====== INFORMATION SHOWN ======

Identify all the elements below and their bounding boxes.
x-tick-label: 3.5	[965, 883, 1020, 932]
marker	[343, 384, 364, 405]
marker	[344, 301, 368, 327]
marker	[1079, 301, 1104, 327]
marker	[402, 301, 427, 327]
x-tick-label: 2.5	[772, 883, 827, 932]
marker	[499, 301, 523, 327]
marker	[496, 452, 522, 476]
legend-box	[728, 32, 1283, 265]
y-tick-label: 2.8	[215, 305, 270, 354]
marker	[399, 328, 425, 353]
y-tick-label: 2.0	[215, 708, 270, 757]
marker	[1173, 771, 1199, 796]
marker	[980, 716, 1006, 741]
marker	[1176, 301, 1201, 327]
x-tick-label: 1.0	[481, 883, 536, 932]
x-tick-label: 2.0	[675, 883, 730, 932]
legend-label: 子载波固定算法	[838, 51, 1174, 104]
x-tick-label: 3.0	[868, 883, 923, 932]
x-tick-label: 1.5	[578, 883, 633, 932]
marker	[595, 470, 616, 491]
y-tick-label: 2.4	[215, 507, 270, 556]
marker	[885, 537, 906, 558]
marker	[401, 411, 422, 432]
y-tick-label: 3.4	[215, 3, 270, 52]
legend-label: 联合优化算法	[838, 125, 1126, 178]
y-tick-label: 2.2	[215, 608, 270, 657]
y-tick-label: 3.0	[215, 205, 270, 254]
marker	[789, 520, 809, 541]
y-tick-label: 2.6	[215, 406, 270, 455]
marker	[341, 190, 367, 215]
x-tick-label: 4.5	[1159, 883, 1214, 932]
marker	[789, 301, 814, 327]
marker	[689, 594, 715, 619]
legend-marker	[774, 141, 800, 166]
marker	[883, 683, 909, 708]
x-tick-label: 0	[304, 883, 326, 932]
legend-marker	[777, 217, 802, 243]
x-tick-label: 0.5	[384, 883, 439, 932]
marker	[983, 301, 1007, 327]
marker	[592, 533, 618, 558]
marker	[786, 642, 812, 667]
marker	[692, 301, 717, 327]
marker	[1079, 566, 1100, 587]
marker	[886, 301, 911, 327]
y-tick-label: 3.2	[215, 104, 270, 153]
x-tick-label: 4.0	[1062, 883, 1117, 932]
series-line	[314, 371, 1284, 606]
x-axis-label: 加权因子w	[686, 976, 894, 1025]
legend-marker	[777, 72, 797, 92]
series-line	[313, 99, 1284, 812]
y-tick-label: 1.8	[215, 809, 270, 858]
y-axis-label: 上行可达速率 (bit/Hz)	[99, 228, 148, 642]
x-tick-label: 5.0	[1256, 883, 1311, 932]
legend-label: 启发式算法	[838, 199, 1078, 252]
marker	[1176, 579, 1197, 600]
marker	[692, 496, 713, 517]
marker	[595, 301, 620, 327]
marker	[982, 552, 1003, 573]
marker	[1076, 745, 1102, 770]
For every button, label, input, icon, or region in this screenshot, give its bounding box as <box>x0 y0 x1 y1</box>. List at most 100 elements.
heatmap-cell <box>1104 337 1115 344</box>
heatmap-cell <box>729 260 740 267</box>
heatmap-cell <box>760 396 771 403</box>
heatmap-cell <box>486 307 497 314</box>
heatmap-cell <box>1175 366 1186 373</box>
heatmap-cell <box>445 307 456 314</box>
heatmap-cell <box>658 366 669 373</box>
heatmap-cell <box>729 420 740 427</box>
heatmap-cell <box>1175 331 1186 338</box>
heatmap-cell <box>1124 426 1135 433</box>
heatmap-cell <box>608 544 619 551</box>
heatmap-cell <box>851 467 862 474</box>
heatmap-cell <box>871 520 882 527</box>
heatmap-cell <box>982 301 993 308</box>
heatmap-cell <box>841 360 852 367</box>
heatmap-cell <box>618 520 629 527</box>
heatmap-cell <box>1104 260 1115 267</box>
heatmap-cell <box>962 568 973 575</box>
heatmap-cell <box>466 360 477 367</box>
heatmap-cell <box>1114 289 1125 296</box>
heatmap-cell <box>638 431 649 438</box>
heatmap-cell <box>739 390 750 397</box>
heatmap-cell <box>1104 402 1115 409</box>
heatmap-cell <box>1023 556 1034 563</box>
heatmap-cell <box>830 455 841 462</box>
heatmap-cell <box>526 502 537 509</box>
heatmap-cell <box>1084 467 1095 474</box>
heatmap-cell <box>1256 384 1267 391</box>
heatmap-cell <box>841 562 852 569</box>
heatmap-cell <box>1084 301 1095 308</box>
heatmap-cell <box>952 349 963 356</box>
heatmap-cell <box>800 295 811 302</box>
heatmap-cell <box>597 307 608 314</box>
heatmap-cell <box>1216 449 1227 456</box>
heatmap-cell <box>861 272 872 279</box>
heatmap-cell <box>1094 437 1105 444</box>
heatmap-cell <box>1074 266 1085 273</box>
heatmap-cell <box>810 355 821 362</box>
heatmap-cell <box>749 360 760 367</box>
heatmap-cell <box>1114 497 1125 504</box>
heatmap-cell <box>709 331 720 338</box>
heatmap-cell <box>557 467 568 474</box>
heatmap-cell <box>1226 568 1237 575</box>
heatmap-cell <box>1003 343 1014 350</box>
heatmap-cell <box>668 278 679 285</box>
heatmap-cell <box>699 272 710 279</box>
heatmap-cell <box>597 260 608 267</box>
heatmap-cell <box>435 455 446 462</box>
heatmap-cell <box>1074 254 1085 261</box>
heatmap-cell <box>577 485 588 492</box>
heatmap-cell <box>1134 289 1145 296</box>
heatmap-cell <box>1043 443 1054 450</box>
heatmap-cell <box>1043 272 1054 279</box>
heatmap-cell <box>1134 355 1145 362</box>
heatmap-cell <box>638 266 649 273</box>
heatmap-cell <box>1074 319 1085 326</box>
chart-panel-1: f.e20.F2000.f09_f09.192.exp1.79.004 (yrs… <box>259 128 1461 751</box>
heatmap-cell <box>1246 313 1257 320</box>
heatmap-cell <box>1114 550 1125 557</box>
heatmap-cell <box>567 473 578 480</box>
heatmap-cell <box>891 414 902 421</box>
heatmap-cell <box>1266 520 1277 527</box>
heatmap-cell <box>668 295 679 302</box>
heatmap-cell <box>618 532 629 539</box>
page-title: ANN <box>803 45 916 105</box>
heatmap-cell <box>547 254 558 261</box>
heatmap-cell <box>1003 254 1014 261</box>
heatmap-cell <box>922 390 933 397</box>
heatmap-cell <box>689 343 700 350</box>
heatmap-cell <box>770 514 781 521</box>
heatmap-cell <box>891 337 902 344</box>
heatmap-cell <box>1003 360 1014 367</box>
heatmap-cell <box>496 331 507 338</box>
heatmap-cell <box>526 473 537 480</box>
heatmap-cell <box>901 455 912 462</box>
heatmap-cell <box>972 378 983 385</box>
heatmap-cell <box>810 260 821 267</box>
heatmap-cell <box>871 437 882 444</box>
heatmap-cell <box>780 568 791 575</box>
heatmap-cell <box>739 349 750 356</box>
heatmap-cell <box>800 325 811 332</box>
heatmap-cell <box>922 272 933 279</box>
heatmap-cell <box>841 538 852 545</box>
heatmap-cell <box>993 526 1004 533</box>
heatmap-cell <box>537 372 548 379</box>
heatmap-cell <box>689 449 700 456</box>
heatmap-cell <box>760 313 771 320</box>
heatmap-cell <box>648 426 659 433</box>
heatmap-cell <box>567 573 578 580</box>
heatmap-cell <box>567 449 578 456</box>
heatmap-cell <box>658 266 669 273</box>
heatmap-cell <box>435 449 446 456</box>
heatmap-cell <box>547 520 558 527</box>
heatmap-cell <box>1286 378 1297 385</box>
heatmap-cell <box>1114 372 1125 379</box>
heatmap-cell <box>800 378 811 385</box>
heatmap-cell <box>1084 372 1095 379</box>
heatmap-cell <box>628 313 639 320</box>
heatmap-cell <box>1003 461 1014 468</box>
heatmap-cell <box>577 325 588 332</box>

======

- WHAT YOU HAVE TO DO:
Reproduce the lines from the first one through the line containing "537, 906, 558]", with "x-axis-tick" in place of every "x-tick-label" and everything else left unchanged.

- OUTPUT FOR THIS TASK:
Identify all the elements below and their bounding boxes.
x-axis-tick: 3.5	[965, 883, 1020, 932]
marker	[343, 384, 364, 405]
marker	[344, 301, 368, 327]
marker	[1079, 301, 1104, 327]
marker	[402, 301, 427, 327]
x-axis-tick: 2.5	[772, 883, 827, 932]
marker	[499, 301, 523, 327]
marker	[496, 452, 522, 476]
legend-box	[728, 32, 1283, 265]
y-tick-label: 2.8	[215, 305, 270, 354]
marker	[399, 328, 425, 353]
y-tick-label: 2.0	[215, 708, 270, 757]
marker	[1173, 771, 1199, 796]
marker	[980, 716, 1006, 741]
marker	[1176, 301, 1201, 327]
x-axis-tick: 1.0	[481, 883, 536, 932]
x-axis-tick: 2.0	[675, 883, 730, 932]
legend-label: 子载波固定算法	[838, 51, 1174, 104]
x-axis-tick: 3.0	[868, 883, 923, 932]
x-axis-tick: 1.5	[578, 883, 633, 932]
marker	[595, 470, 616, 491]
y-tick-label: 2.4	[215, 507, 270, 556]
marker	[885, 537, 906, 558]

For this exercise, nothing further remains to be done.